### Given task
Copy the lines below as they are; omit the images they contain.

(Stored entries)
____
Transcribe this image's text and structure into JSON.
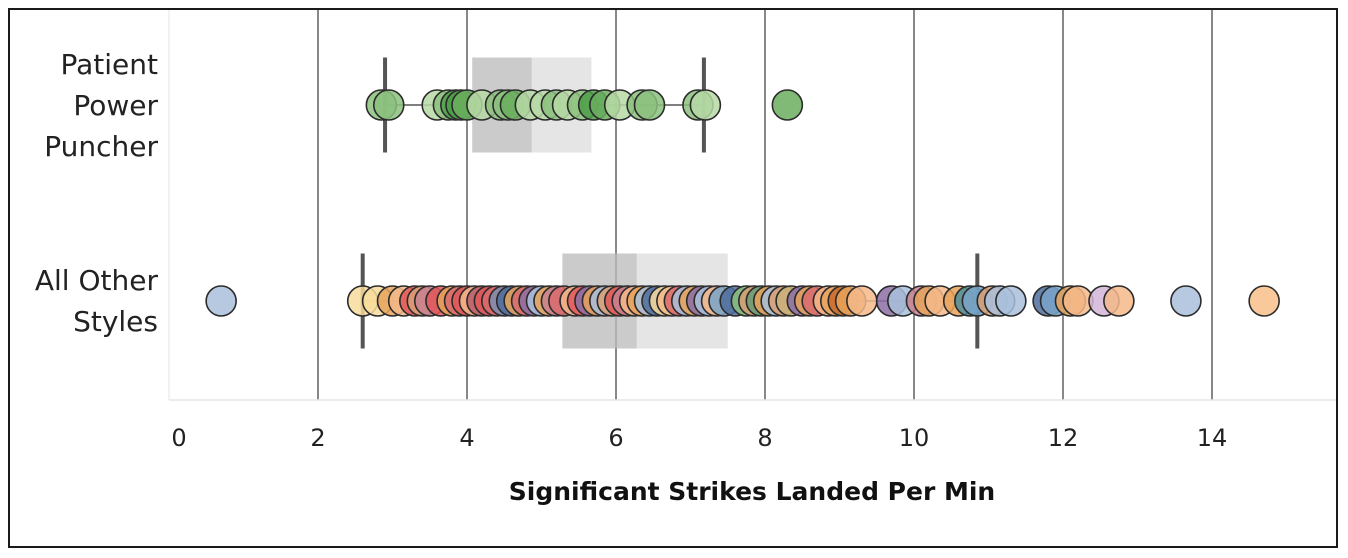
{
  "chart_data": {
    "type": "boxplot",
    "xlabel": "Significant Strikes Landed Per Min",
    "xlim": [
      0,
      15.7
    ],
    "xticks": [
      0,
      2,
      4,
      6,
      8,
      10,
      12,
      14
    ],
    "grid": "vertical",
    "categories": [
      {
        "label_lines": [
          "Patient",
          "Power",
          "Puncher"
        ],
        "box": {
          "whisker_low": 2.9,
          "q1": 4.07,
          "median": 4.87,
          "q3": 5.67,
          "whisker_high": 7.18
        },
        "points": [
          {
            "x": 2.85,
            "color": "#8cc17e"
          },
          {
            "x": 2.95,
            "color": "#8cc17e"
          },
          {
            "x": 3.6,
            "color": "#b7d9a6"
          },
          {
            "x": 3.75,
            "color": "#8cc17e"
          },
          {
            "x": 3.85,
            "color": "#4e9d48"
          },
          {
            "x": 3.92,
            "color": "#4e9d48"
          },
          {
            "x": 4.0,
            "color": "#6aae5e"
          },
          {
            "x": 4.2,
            "color": "#b7d9a6"
          },
          {
            "x": 4.45,
            "color": "#8cc17e"
          },
          {
            "x": 4.55,
            "color": "#8cc17e"
          },
          {
            "x": 4.65,
            "color": "#6aae5e"
          },
          {
            "x": 4.85,
            "color": "#b7d9a6"
          },
          {
            "x": 5.05,
            "color": "#b7d9a6"
          },
          {
            "x": 5.2,
            "color": "#8cc17e"
          },
          {
            "x": 5.35,
            "color": "#b7d9a6"
          },
          {
            "x": 5.55,
            "color": "#8cc17e"
          },
          {
            "x": 5.7,
            "color": "#4e9d48"
          },
          {
            "x": 5.85,
            "color": "#6aae5e"
          },
          {
            "x": 6.05,
            "color": "#b7d9a6"
          },
          {
            "x": 6.35,
            "color": "#8cc17e"
          },
          {
            "x": 6.45,
            "color": "#8cc17e"
          },
          {
            "x": 7.1,
            "color": "#8cc17e"
          },
          {
            "x": 7.2,
            "color": "#b7d9a6"
          },
          {
            "x": 8.3,
            "color": "#6aae5e"
          }
        ]
      },
      {
        "label_lines": [
          "All Other",
          "Styles"
        ],
        "box": {
          "whisker_low": 2.6,
          "q1": 5.28,
          "median": 6.28,
          "q3": 7.5,
          "whisker_high": 10.85
        },
        "points": [
          {
            "x": 0.7,
            "color": "#a9bfdc"
          },
          {
            "x": 2.6,
            "color": "#f8dc9c"
          },
          {
            "x": 2.8,
            "color": "#f8dc9c"
          },
          {
            "x": 3.0,
            "color": "#e7a35a"
          },
          {
            "x": 3.15,
            "color": "#f4b98a"
          },
          {
            "x": 3.3,
            "color": "#e15759"
          },
          {
            "x": 3.4,
            "color": "#d8a074"
          },
          {
            "x": 3.5,
            "color": "#c9818f"
          },
          {
            "x": 3.65,
            "color": "#e15759"
          },
          {
            "x": 3.8,
            "color": "#e7a35a"
          },
          {
            "x": 3.9,
            "color": "#d96b6d"
          },
          {
            "x": 4.0,
            "color": "#e15759"
          },
          {
            "x": 4.1,
            "color": "#f4b98a"
          },
          {
            "x": 4.2,
            "color": "#b85d6b"
          },
          {
            "x": 4.3,
            "color": "#e15759"
          },
          {
            "x": 4.4,
            "color": "#d96b6d"
          },
          {
            "x": 4.5,
            "color": "#7d8fb0"
          },
          {
            "x": 4.6,
            "color": "#4e6d9e"
          },
          {
            "x": 4.7,
            "color": "#e7a35a"
          },
          {
            "x": 4.8,
            "color": "#d96b6d"
          },
          {
            "x": 4.9,
            "color": "#8c6fa6"
          },
          {
            "x": 5.0,
            "color": "#a9bfdc"
          },
          {
            "x": 5.1,
            "color": "#e7a35a"
          },
          {
            "x": 5.2,
            "color": "#c9818f"
          },
          {
            "x": 5.3,
            "color": "#d96b6d"
          },
          {
            "x": 5.45,
            "color": "#f4b98a"
          },
          {
            "x": 5.55,
            "color": "#e15759"
          },
          {
            "x": 5.65,
            "color": "#8c6fa6"
          },
          {
            "x": 5.75,
            "color": "#e7a35a"
          },
          {
            "x": 5.85,
            "color": "#a9bfdc"
          },
          {
            "x": 5.95,
            "color": "#d8a074"
          },
          {
            "x": 6.05,
            "color": "#e15759"
          },
          {
            "x": 6.15,
            "color": "#c9818f"
          },
          {
            "x": 6.25,
            "color": "#f4b98a"
          },
          {
            "x": 6.35,
            "color": "#e7a35a"
          },
          {
            "x": 6.45,
            "color": "#a9bfdc"
          },
          {
            "x": 6.55,
            "color": "#4e6d9e"
          },
          {
            "x": 6.65,
            "color": "#f8dc9c"
          },
          {
            "x": 6.75,
            "color": "#f4b98a"
          },
          {
            "x": 6.85,
            "color": "#d96b6d"
          },
          {
            "x": 6.95,
            "color": "#a9bfdc"
          },
          {
            "x": 7.05,
            "color": "#e7a35a"
          },
          {
            "x": 7.15,
            "color": "#8c6fa6"
          },
          {
            "x": 7.25,
            "color": "#a9bfdc"
          },
          {
            "x": 7.35,
            "color": "#f4b98a"
          },
          {
            "x": 7.45,
            "color": "#7aa5c9"
          },
          {
            "x": 7.6,
            "color": "#4e6d9e"
          },
          {
            "x": 7.75,
            "color": "#8cc17e"
          },
          {
            "x": 7.85,
            "color": "#d8a074"
          },
          {
            "x": 7.95,
            "color": "#6a9a76"
          },
          {
            "x": 8.05,
            "color": "#e7a35a"
          },
          {
            "x": 8.15,
            "color": "#a9bfdc"
          },
          {
            "x": 8.25,
            "color": "#d8a074"
          },
          {
            "x": 8.35,
            "color": "#c9b07a"
          },
          {
            "x": 8.5,
            "color": "#8c6fa6"
          },
          {
            "x": 8.6,
            "color": "#e7a35a"
          },
          {
            "x": 8.7,
            "color": "#d96b6d"
          },
          {
            "x": 8.85,
            "color": "#f4b98a"
          },
          {
            "x": 8.95,
            "color": "#e7a35a"
          },
          {
            "x": 9.05,
            "color": "#c96a2a"
          },
          {
            "x": 9.15,
            "color": "#e7a35a"
          },
          {
            "x": 9.3,
            "color": "#f4b98a"
          },
          {
            "x": 9.7,
            "color": "#8c6fa6"
          },
          {
            "x": 9.85,
            "color": "#a9bfdc"
          },
          {
            "x": 10.1,
            "color": "#c9818f"
          },
          {
            "x": 10.2,
            "color": "#e7a35a"
          },
          {
            "x": 10.35,
            "color": "#f4b98a"
          },
          {
            "x": 10.6,
            "color": "#e7a35a"
          },
          {
            "x": 10.75,
            "color": "#4e8f9e"
          },
          {
            "x": 10.85,
            "color": "#7aa5c9"
          },
          {
            "x": 11.05,
            "color": "#d8a074"
          },
          {
            "x": 11.15,
            "color": "#a9bfdc"
          },
          {
            "x": 11.3,
            "color": "#a9bfdc"
          },
          {
            "x": 11.8,
            "color": "#4e6d9e"
          },
          {
            "x": 11.9,
            "color": "#7aa5c9"
          },
          {
            "x": 12.1,
            "color": "#e7a35a"
          },
          {
            "x": 12.2,
            "color": "#f4b98a"
          },
          {
            "x": 12.55,
            "color": "#d2b5d6"
          },
          {
            "x": 12.75,
            "color": "#f4b98a"
          },
          {
            "x": 13.65,
            "color": "#a9bfdc"
          },
          {
            "x": 14.7,
            "color": "#f8c08a"
          }
        ]
      }
    ]
  }
}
____
### Finished task
Transcribe this image's text and structure into JSON.
{
  "chart_data": {
    "type": "boxplot",
    "xlabel": "Significant Strikes Landed Per Min",
    "xlim": [
      0,
      15.7
    ],
    "xticks": [
      0,
      2,
      4,
      6,
      8,
      10,
      12,
      14
    ],
    "grid": "vertical",
    "categories": [
      {
        "label_lines": [
          "Patient",
          "Power",
          "Puncher"
        ],
        "box": {
          "whisker_low": 2.9,
          "q1": 4.07,
          "median": 4.87,
          "q3": 5.67,
          "whisker_high": 7.18
        },
        "points": [
          {
            "x": 2.85,
            "color": "#8cc17e"
          },
          {
            "x": 2.95,
            "color": "#8cc17e"
          },
          {
            "x": 3.6,
            "color": "#b7d9a6"
          },
          {
            "x": 3.75,
            "color": "#8cc17e"
          },
          {
            "x": 3.85,
            "color": "#4e9d48"
          },
          {
            "x": 3.92,
            "color": "#4e9d48"
          },
          {
            "x": 4.0,
            "color": "#6aae5e"
          },
          {
            "x": 4.2,
            "color": "#b7d9a6"
          },
          {
            "x": 4.45,
            "color": "#8cc17e"
          },
          {
            "x": 4.55,
            "color": "#8cc17e"
          },
          {
            "x": 4.65,
            "color": "#6aae5e"
          },
          {
            "x": 4.85,
            "color": "#b7d9a6"
          },
          {
            "x": 5.05,
            "color": "#b7d9a6"
          },
          {
            "x": 5.2,
            "color": "#8cc17e"
          },
          {
            "x": 5.35,
            "color": "#b7d9a6"
          },
          {
            "x": 5.55,
            "color": "#8cc17e"
          },
          {
            "x": 5.7,
            "color": "#4e9d48"
          },
          {
            "x": 5.85,
            "color": "#6aae5e"
          },
          {
            "x": 6.05,
            "color": "#b7d9a6"
          },
          {
            "x": 6.35,
            "color": "#8cc17e"
          },
          {
            "x": 6.45,
            "color": "#8cc17e"
          },
          {
            "x": 7.1,
            "color": "#8cc17e"
          },
          {
            "x": 7.2,
            "color": "#b7d9a6"
          },
          {
            "x": 8.3,
            "color": "#6aae5e"
          }
        ]
      },
      {
        "label_lines": [
          "All Other",
          "Styles"
        ],
        "box": {
          "whisker_low": 2.6,
          "q1": 5.28,
          "median": 6.28,
          "q3": 7.5,
          "whisker_high": 10.85
        },
        "points": [
          {
            "x": 0.7,
            "color": "#a9bfdc"
          },
          {
            "x": 2.6,
            "color": "#f8dc9c"
          },
          {
            "x": 2.8,
            "color": "#f8dc9c"
          },
          {
            "x": 3.0,
            "color": "#e7a35a"
          },
          {
            "x": 3.15,
            "color": "#f4b98a"
          },
          {
            "x": 3.3,
            "color": "#e15759"
          },
          {
            "x": 3.4,
            "color": "#d8a074"
          },
          {
            "x": 3.5,
            "color": "#c9818f"
          },
          {
            "x": 3.65,
            "color": "#e15759"
          },
          {
            "x": 3.8,
            "color": "#e7a35a"
          },
          {
            "x": 3.9,
            "color": "#d96b6d"
          },
          {
            "x": 4.0,
            "color": "#e15759"
          },
          {
            "x": 4.1,
            "color": "#f4b98a"
          },
          {
            "x": 4.2,
            "color": "#b85d6b"
          },
          {
            "x": 4.3,
            "color": "#e15759"
          },
          {
            "x": 4.4,
            "color": "#d96b6d"
          },
          {
            "x": 4.5,
            "color": "#7d8fb0"
          },
          {
            "x": 4.6,
            "color": "#4e6d9e"
          },
          {
            "x": 4.7,
            "color": "#e7a35a"
          },
          {
            "x": 4.8,
            "color": "#d96b6d"
          },
          {
            "x": 4.9,
            "color": "#8c6fa6"
          },
          {
            "x": 5.0,
            "color": "#a9bfdc"
          },
          {
            "x": 5.1,
            "color": "#e7a35a"
          },
          {
            "x": 5.2,
            "color": "#c9818f"
          },
          {
            "x": 5.3,
            "color": "#d96b6d"
          },
          {
            "x": 5.45,
            "color": "#f4b98a"
          },
          {
            "x": 5.55,
            "color": "#e15759"
          },
          {
            "x": 5.65,
            "color": "#8c6fa6"
          },
          {
            "x": 5.75,
            "color": "#e7a35a"
          },
          {
            "x": 5.85,
            "color": "#a9bfdc"
          },
          {
            "x": 5.95,
            "color": "#d8a074"
          },
          {
            "x": 6.05,
            "color": "#e15759"
          },
          {
            "x": 6.15,
            "color": "#c9818f"
          },
          {
            "x": 6.25,
            "color": "#f4b98a"
          },
          {
            "x": 6.35,
            "color": "#e7a35a"
          },
          {
            "x": 6.45,
            "color": "#a9bfdc"
          },
          {
            "x": 6.55,
            "color": "#4e6d9e"
          },
          {
            "x": 6.65,
            "color": "#f8dc9c"
          },
          {
            "x": 6.75,
            "color": "#f4b98a"
          },
          {
            "x": 6.85,
            "color": "#d96b6d"
          },
          {
            "x": 6.95,
            "color": "#a9bfdc"
          },
          {
            "x": 7.05,
            "color": "#e7a35a"
          },
          {
            "x": 7.15,
            "color": "#8c6fa6"
          },
          {
            "x": 7.25,
            "color": "#a9bfdc"
          },
          {
            "x": 7.35,
            "color": "#f4b98a"
          },
          {
            "x": 7.45,
            "color": "#7aa5c9"
          },
          {
            "x": 7.6,
            "color": "#4e6d9e"
          },
          {
            "x": 7.75,
            "color": "#8cc17e"
          },
          {
            "x": 7.85,
            "color": "#d8a074"
          },
          {
            "x": 7.95,
            "color": "#6a9a76"
          },
          {
            "x": 8.05,
            "color": "#e7a35a"
          },
          {
            "x": 8.15,
            "color": "#a9bfdc"
          },
          {
            "x": 8.25,
            "color": "#d8a074"
          },
          {
            "x": 8.35,
            "color": "#c9b07a"
          },
          {
            "x": 8.5,
            "color": "#8c6fa6"
          },
          {
            "x": 8.6,
            "color": "#e7a35a"
          },
          {
            "x": 8.7,
            "color": "#d96b6d"
          },
          {
            "x": 8.85,
            "color": "#f4b98a"
          },
          {
            "x": 8.95,
            "color": "#e7a35a"
          },
          {
            "x": 9.05,
            "color": "#c96a2a"
          },
          {
            "x": 9.15,
            "color": "#e7a35a"
          },
          {
            "x": 9.3,
            "color": "#f4b98a"
          },
          {
            "x": 9.7,
            "color": "#8c6fa6"
          },
          {
            "x": 9.85,
            "color": "#a9bfdc"
          },
          {
            "x": 10.1,
            "color": "#c9818f"
          },
          {
            "x": 10.2,
            "color": "#e7a35a"
          },
          {
            "x": 10.35,
            "color": "#f4b98a"
          },
          {
            "x": 10.6,
            "color": "#e7a35a"
          },
          {
            "x": 10.75,
            "color": "#4e8f9e"
          },
          {
            "x": 10.85,
            "color": "#7aa5c9"
          },
          {
            "x": 11.05,
            "color": "#d8a074"
          },
          {
            "x": 11.15,
            "color": "#a9bfdc"
          },
          {
            "x": 11.3,
            "color": "#a9bfdc"
          },
          {
            "x": 11.8,
            "color": "#4e6d9e"
          },
          {
            "x": 11.9,
            "color": "#7aa5c9"
          },
          {
            "x": 12.1,
            "color": "#e7a35a"
          },
          {
            "x": 12.2,
            "color": "#f4b98a"
          },
          {
            "x": 12.55,
            "color": "#d2b5d6"
          },
          {
            "x": 12.75,
            "color": "#f4b98a"
          },
          {
            "x": 13.65,
            "color": "#a9bfdc"
          },
          {
            "x": 14.7,
            "color": "#f8c08a"
          }
        ]
      }
    ]
  }
}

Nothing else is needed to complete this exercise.